REQUIREMENTS: Work through the data and report how many lines include the string "name", giving the number alone.

==========

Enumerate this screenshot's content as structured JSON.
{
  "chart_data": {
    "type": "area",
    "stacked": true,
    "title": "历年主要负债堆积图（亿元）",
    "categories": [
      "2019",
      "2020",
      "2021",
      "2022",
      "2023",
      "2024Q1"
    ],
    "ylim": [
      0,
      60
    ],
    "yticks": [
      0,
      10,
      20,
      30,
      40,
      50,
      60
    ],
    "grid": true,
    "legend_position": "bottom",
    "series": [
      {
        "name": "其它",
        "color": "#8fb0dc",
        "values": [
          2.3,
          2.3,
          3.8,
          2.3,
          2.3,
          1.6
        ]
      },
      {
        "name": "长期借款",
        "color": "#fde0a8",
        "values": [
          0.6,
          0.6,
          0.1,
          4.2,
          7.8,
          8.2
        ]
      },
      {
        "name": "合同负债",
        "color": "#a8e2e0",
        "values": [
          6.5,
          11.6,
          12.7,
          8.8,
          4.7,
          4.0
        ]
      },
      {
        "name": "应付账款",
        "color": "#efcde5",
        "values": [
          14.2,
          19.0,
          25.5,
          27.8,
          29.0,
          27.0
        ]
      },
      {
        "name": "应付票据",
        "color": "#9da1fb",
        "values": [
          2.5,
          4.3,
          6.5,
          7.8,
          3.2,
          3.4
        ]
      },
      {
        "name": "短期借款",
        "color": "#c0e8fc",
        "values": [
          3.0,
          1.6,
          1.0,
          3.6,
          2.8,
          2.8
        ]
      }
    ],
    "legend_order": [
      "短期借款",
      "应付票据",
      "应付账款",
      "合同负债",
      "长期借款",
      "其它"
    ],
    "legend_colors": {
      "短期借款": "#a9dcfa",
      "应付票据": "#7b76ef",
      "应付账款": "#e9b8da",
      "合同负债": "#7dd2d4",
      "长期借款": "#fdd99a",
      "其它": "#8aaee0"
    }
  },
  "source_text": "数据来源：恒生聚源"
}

==========

OUTPUT FOR THIS EXERCISE: 6